-- Instruction --
Only the lines from the one with "Read all visible content and emit it as JSON." to the last line belong in your answer; write them out exactly and drop the pictures.

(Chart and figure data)
--- start ---

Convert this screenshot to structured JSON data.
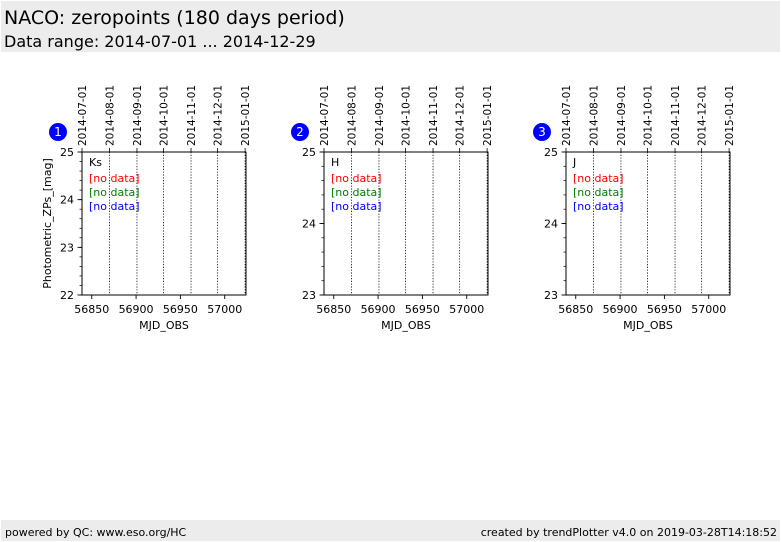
{
  "header": {
    "title": "NACO: zeropoints (180 days period)",
    "subtitle": "Data range: 2014-07-01 ... 2014-12-29"
  },
  "footer": {
    "left": "powered by QC: www.eso.org/HC",
    "right": "created by trendPlotter v4.0 on 2019-03-28T14:18:52"
  },
  "colors": {
    "badge": "#0000ff",
    "series": [
      "#ff0000",
      "#008000",
      "#0000ff"
    ]
  },
  "chart_data": [
    {
      "type": "scatter",
      "badge": "1",
      "band_label": "Ks",
      "xlabel": "MJD_OBS",
      "ylabel": "Photometric_ZPs_[mag]",
      "xlim": [
        56839,
        57024
      ],
      "ylim": [
        22,
        25
      ],
      "xticks": [
        56850,
        56900,
        56950,
        57000
      ],
      "yticks": [
        22,
        23,
        24,
        25
      ],
      "yminor_step": 0.2,
      "top_date_ticks": [
        {
          "label": "2014-07-01",
          "mjd": 56839
        },
        {
          "label": "2014-08-01",
          "mjd": 56870
        },
        {
          "label": "2014-09-01",
          "mjd": 56901
        },
        {
          "label": "2014-10-01",
          "mjd": 56931
        },
        {
          "label": "2014-11-01",
          "mjd": 56962
        },
        {
          "label": "2014-12-01",
          "mjd": 56992
        },
        {
          "label": "2015-01-01",
          "mjd": 57023
        }
      ],
      "series": [
        {
          "label": "[no data]",
          "values": []
        },
        {
          "label": "[no data]",
          "values": []
        },
        {
          "label": "[no data]",
          "values": []
        }
      ]
    },
    {
      "type": "scatter",
      "badge": "2",
      "band_label": "H",
      "xlabel": "MJD_OBS",
      "ylabel": "",
      "xlim": [
        56839,
        57024
      ],
      "ylim": [
        23,
        25
      ],
      "xticks": [
        56850,
        56900,
        56950,
        57000
      ],
      "yticks": [
        23,
        24,
        25
      ],
      "yminor_step": 0.2,
      "top_date_ticks": [
        {
          "label": "2014-07-01",
          "mjd": 56839
        },
        {
          "label": "2014-08-01",
          "mjd": 56870
        },
        {
          "label": "2014-09-01",
          "mjd": 56901
        },
        {
          "label": "2014-10-01",
          "mjd": 56931
        },
        {
          "label": "2014-11-01",
          "mjd": 56962
        },
        {
          "label": "2014-12-01",
          "mjd": 56992
        },
        {
          "label": "2015-01-01",
          "mjd": 57023
        }
      ],
      "series": [
        {
          "label": "[no data]",
          "values": []
        },
        {
          "label": "[no data]",
          "values": []
        },
        {
          "label": "[no data]",
          "values": []
        }
      ]
    },
    {
      "type": "scatter",
      "badge": "3",
      "band_label": "J",
      "xlabel": "MJD_OBS",
      "ylabel": "",
      "xlim": [
        56839,
        57024
      ],
      "ylim": [
        23,
        25
      ],
      "xticks": [
        56850,
        56900,
        56950,
        57000
      ],
      "yticks": [
        23,
        24,
        25
      ],
      "yminor_step": 0.2,
      "top_date_ticks": [
        {
          "label": "2014-07-01",
          "mjd": 56839
        },
        {
          "label": "2014-08-01",
          "mjd": 56870
        },
        {
          "label": "2014-09-01",
          "mjd": 56901
        },
        {
          "label": "2014-10-01",
          "mjd": 56931
        },
        {
          "label": "2014-11-01",
          "mjd": 56962
        },
        {
          "label": "2014-12-01",
          "mjd": 56992
        },
        {
          "label": "2015-01-01",
          "mjd": 57023
        }
      ],
      "series": [
        {
          "label": "[no data]",
          "values": []
        },
        {
          "label": "[no data]",
          "values": []
        },
        {
          "label": "[no data]",
          "values": []
        }
      ]
    }
  ]
}
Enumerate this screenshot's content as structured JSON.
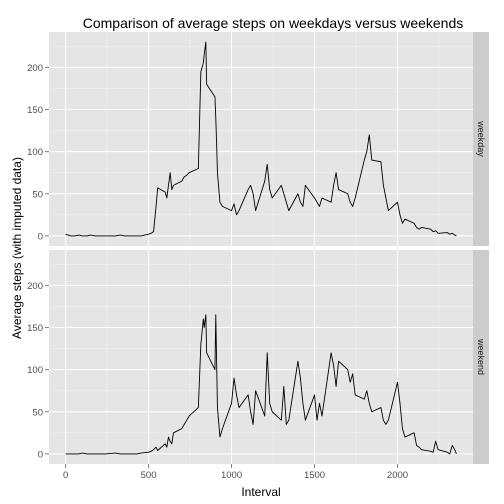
{
  "chart_data": {
    "type": "line",
    "title": "Comparison of average steps on weekdays versus weekends",
    "xlabel": "Interval",
    "ylabel": "Average steps (with imputed data)",
    "xlim": [
      -100,
      2455
    ],
    "ylim": [
      -12,
      242
    ],
    "x_ticks": [
      0,
      500,
      1000,
      1500,
      2000
    ],
    "y_ticks": [
      0,
      50,
      100,
      150,
      200
    ],
    "grid": true,
    "facet": "rows",
    "panels": [
      {
        "strip_label": "weekday",
        "series": [
          {
            "x": [
              0,
              30,
              55,
              80,
              100,
              130,
              150,
              180,
              200,
              240,
              300,
              330,
              355,
              400,
              430,
              455,
              500,
              515,
              530,
              545,
              555,
              600,
              610,
              620,
              630,
              640,
              650,
              700,
              715,
              730,
              745,
              800,
              815,
              830,
              835,
              845,
              850,
              900,
              905,
              910,
              915,
              930,
              945,
              1000,
              1015,
              1030,
              1045,
              1100,
              1115,
              1130,
              1145,
              1200,
              1215,
              1230,
              1245,
              1300,
              1315,
              1330,
              1345,
              1400,
              1415,
              1430,
              1445,
              1500,
              1515,
              1530,
              1545,
              1600,
              1615,
              1630,
              1645,
              1700,
              1715,
              1730,
              1745,
              1800,
              1815,
              1830,
              1845,
              1900,
              1915,
              1930,
              1945,
              2000,
              2015,
              2030,
              2045,
              2100,
              2115,
              2130,
              2145,
              2200,
              2215,
              2230,
              2245,
              2300,
              2315,
              2330,
              2345,
              2355
            ],
            "values": [
              2,
              0,
              0,
              1,
              0,
              0,
              1,
              0,
              0,
              0,
              0,
              1,
              0,
              0,
              0,
              0,
              2,
              3,
              5,
              35,
              57,
              52,
              45,
              60,
              75,
              55,
              60,
              65,
              70,
              72,
              75,
              80,
              195,
              205,
              215,
              230,
              180,
              165,
              140,
              110,
              75,
              40,
              35,
              30,
              38,
              25,
              30,
              55,
              60,
              50,
              30,
              65,
              85,
              55,
              45,
              60,
              50,
              40,
              30,
              50,
              40,
              35,
              60,
              45,
              40,
              35,
              45,
              40,
              60,
              75,
              55,
              50,
              40,
              35,
              45,
              90,
              100,
              120,
              90,
              88,
              60,
              45,
              30,
              40,
              25,
              15,
              20,
              15,
              10,
              8,
              10,
              8,
              5,
              6,
              3,
              4,
              2,
              3,
              1,
              0
            ]
          }
        ]
      },
      {
        "strip_label": "weekend",
        "series": [
          {
            "x": [
              0,
              30,
              55,
              80,
              100,
              130,
              150,
              180,
              200,
              240,
              300,
              330,
              355,
              400,
              430,
              455,
              500,
              515,
              530,
              545,
              555,
              600,
              610,
              620,
              630,
              640,
              650,
              700,
              715,
              730,
              745,
              800,
              815,
              830,
              835,
              845,
              850,
              900,
              905,
              910,
              915,
              930,
              945,
              1000,
              1015,
              1030,
              1045,
              1100,
              1115,
              1130,
              1145,
              1200,
              1215,
              1230,
              1245,
              1300,
              1315,
              1330,
              1345,
              1400,
              1415,
              1430,
              1445,
              1500,
              1515,
              1530,
              1545,
              1600,
              1615,
              1630,
              1645,
              1700,
              1715,
              1730,
              1745,
              1800,
              1815,
              1830,
              1845,
              1900,
              1915,
              1930,
              1945,
              2000,
              2015,
              2030,
              2045,
              2100,
              2115,
              2130,
              2145,
              2200,
              2215,
              2230,
              2245,
              2300,
              2315,
              2330,
              2345,
              2355
            ],
            "values": [
              0,
              0,
              0,
              0,
              1,
              0,
              0,
              0,
              0,
              0,
              1,
              0,
              0,
              0,
              0,
              1,
              2,
              3,
              5,
              8,
              4,
              12,
              8,
              20,
              15,
              12,
              25,
              30,
              35,
              40,
              45,
              55,
              130,
              160,
              150,
              165,
              120,
              100,
              165,
              110,
              55,
              20,
              30,
              60,
              90,
              70,
              55,
              70,
              50,
              35,
              75,
              45,
              120,
              60,
              50,
              40,
              80,
              35,
              40,
              110,
              90,
              60,
              40,
              70,
              40,
              60,
              45,
              120,
              105,
              80,
              110,
              100,
              85,
              95,
              70,
              65,
              75,
              60,
              50,
              55,
              40,
              35,
              40,
              85,
              60,
              30,
              20,
              25,
              10,
              8,
              5,
              3,
              2,
              15,
              5,
              2,
              0,
              10,
              5,
              0
            ]
          }
        ]
      }
    ]
  }
}
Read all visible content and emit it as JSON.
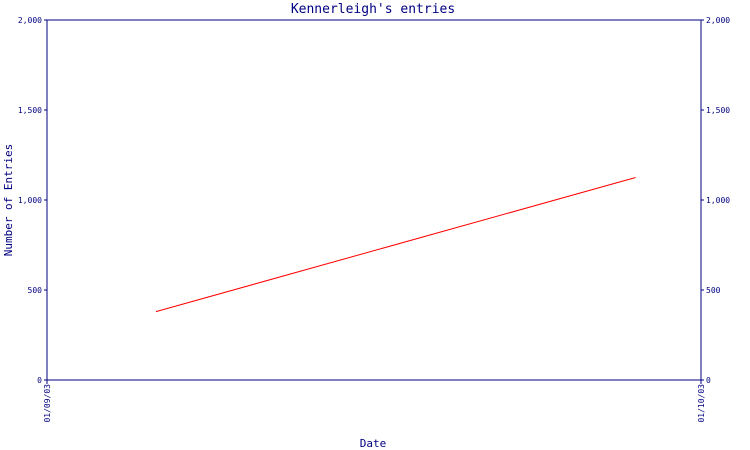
{
  "chart_data": {
    "type": "line",
    "title": "Kennerleigh's entries",
    "xlabel": "Date",
    "ylabel": "Number of Entries",
    "x_ticks": [
      "01/09/03",
      "01/10/03"
    ],
    "y_ticks": [
      "0",
      "500",
      "1,000",
      "1,500",
      "2,000"
    ],
    "y_ticks_right": [
      "0",
      "500",
      "1,000",
      "1,500",
      "2,000"
    ],
    "ylim": [
      0,
      2000
    ],
    "grid": false,
    "series": [
      {
        "color": "#ff0000",
        "x": [
          "2003-09-06",
          "2003-09-28"
        ],
        "values": [
          380,
          1125
        ]
      }
    ]
  },
  "colors": {
    "axis": "#000080",
    "series": "#ff0000",
    "background": "#ffffff"
  }
}
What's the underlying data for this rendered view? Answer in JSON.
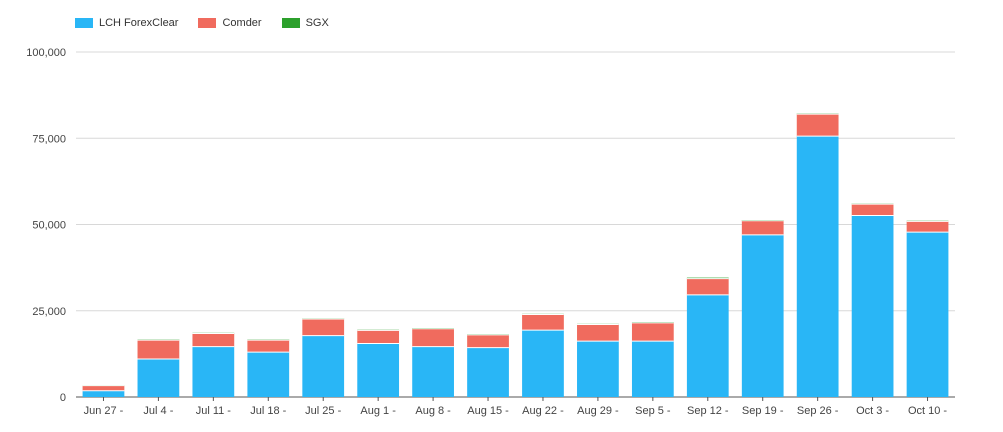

--- end ---

-- Result for this exercise --
Read all visible content and emit it as JSON.
{
  "chart_data": {
    "type": "line",
    "title": "Kennerleigh's entries",
    "xlabel": "Date",
    "ylabel": "Number of Entries",
    "x_ticks": [
      "01/09/03",
      "01/10/03"
    ],
    "y_ticks": [
      "0",
      "500",
      "1,000",
      "1,500",
      "2,000"
    ],
    "y_ticks_right": [
      "0",
      "500",
      "1,000",
      "1,500",
      "2,000"
    ],
    "ylim": [
      0,
      2000
    ],
    "grid": false,
    "series": [
      {
        "color": "#ff0000",
        "x": [
          "2003-09-06",
          "2003-09-28"
        ],
        "values": [
          380,
          1125
        ]
      }
    ]
  },
  "colors": {
    "axis": "#000080",
    "series": "#ff0000",
    "background": "#ffffff"
  }
}
What's the underlying data for this rendered view? Answer in JSON.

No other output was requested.